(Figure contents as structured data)
= = = =

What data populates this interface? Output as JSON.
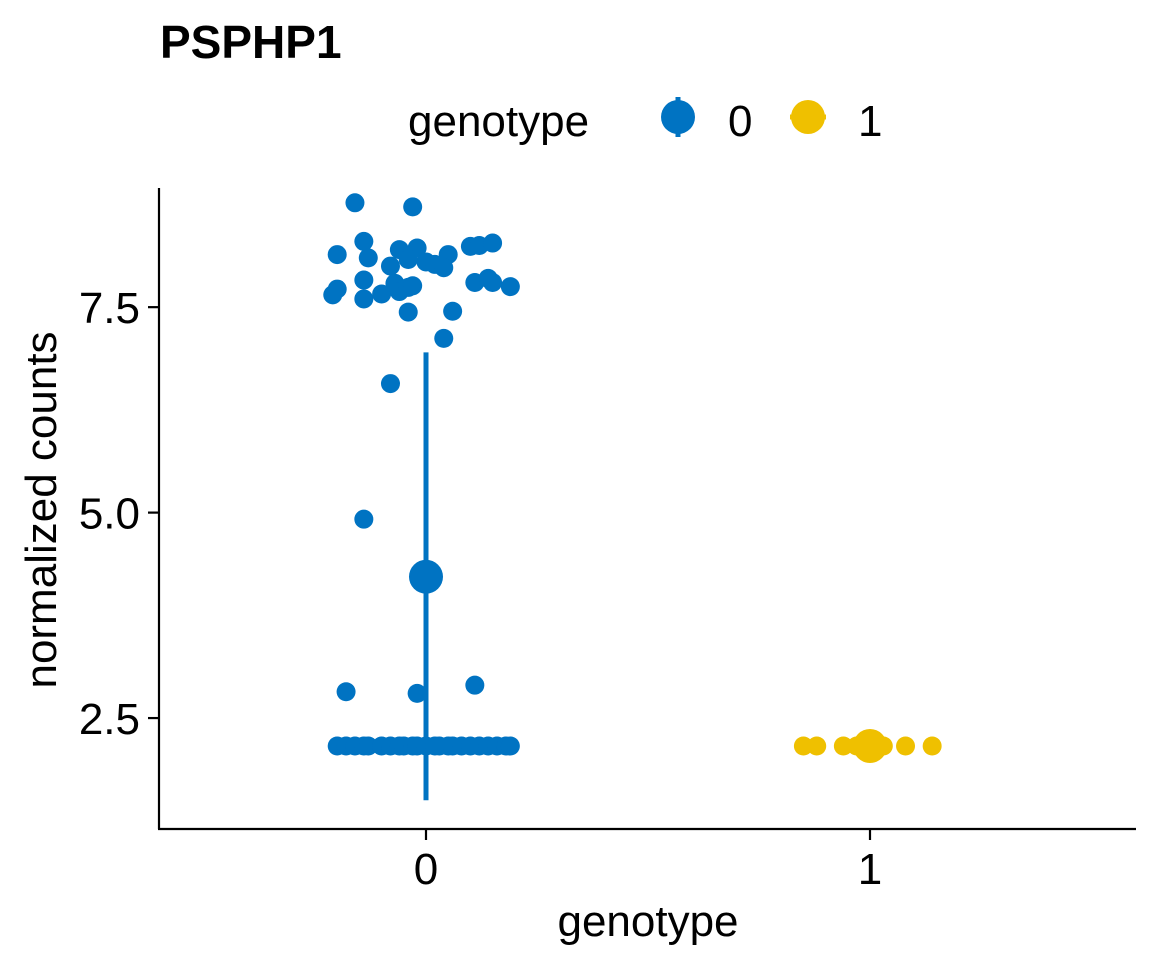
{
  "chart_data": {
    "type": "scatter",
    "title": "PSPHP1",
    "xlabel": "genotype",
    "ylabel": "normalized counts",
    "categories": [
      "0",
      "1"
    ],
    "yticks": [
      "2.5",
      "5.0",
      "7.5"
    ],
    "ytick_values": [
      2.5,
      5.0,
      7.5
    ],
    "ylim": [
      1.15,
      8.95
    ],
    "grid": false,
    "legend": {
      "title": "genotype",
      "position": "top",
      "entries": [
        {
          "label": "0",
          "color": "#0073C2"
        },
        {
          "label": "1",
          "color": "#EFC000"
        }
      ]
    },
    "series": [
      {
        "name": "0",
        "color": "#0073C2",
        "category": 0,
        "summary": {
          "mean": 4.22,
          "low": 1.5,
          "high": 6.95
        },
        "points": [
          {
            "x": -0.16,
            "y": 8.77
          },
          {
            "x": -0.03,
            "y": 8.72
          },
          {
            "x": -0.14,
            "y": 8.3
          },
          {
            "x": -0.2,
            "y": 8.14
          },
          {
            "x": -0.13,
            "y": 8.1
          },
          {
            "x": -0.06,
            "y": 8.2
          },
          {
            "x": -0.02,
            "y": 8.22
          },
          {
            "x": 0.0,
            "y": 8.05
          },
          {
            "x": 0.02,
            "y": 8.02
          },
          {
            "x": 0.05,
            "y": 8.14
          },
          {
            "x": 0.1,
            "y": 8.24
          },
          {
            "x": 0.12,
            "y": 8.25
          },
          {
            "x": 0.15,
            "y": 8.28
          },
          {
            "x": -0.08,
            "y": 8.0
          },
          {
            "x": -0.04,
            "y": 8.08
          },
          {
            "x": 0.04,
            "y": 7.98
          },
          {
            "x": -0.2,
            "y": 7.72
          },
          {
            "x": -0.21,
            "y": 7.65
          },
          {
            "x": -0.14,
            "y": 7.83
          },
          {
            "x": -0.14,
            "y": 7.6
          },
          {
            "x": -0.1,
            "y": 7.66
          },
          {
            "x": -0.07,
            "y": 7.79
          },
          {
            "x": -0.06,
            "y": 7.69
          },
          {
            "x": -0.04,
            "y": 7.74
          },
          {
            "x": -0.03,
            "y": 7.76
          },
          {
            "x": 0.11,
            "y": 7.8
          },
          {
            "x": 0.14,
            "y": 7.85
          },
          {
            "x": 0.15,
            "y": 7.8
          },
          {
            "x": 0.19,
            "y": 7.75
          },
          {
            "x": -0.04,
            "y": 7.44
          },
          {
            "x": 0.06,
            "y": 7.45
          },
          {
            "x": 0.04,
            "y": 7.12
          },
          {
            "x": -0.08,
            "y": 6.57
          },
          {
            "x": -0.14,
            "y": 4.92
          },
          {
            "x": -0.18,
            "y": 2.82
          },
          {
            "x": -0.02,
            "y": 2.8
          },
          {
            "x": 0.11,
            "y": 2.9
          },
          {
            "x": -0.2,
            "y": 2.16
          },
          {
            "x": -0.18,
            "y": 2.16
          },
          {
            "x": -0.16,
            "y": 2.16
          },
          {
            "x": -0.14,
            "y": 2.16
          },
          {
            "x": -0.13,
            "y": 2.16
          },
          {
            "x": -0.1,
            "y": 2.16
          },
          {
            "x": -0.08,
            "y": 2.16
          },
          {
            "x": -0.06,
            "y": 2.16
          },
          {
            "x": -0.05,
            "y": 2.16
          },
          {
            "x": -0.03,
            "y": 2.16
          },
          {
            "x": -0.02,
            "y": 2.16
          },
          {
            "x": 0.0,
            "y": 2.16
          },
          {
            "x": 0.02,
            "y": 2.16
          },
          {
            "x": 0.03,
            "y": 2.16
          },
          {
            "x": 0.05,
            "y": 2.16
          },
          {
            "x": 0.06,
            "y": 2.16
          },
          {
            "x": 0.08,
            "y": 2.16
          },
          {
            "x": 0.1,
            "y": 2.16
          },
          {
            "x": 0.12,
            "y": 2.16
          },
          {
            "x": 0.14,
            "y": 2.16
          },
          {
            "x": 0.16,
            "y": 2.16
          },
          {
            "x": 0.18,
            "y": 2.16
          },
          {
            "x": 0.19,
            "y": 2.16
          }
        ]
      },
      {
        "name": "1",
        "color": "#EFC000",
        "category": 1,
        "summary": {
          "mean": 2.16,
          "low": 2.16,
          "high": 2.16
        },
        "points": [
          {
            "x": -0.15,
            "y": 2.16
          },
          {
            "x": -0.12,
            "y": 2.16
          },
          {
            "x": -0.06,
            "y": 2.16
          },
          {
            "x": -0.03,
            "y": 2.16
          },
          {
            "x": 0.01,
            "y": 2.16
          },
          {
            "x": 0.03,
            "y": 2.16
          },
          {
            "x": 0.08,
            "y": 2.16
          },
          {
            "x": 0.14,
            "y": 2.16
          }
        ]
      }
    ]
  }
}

= = = =

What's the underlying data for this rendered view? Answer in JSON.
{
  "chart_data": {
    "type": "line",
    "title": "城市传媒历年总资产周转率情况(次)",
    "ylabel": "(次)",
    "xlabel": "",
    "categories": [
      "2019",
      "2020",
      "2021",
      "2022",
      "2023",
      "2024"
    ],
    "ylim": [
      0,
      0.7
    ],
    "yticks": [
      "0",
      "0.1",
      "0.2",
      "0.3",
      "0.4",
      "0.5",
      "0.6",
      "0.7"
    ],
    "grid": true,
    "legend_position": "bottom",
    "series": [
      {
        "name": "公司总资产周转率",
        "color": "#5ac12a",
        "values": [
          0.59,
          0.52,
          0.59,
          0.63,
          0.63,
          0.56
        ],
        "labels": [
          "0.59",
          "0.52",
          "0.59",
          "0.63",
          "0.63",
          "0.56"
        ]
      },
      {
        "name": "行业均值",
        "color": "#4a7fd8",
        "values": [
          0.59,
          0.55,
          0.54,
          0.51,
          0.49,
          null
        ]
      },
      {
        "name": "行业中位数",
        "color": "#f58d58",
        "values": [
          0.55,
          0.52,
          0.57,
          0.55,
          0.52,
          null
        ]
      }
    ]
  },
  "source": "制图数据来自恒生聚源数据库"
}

= = = =

**WHAT IS REQUIRED:** Extract every line from the records above that contains the word "title".

**ANSWER TO THIS EXERCISE:**
    "title": "PSPHP1",
      "title": "genotype",
    "title": "城市传媒历年总资产周转率情况(次)",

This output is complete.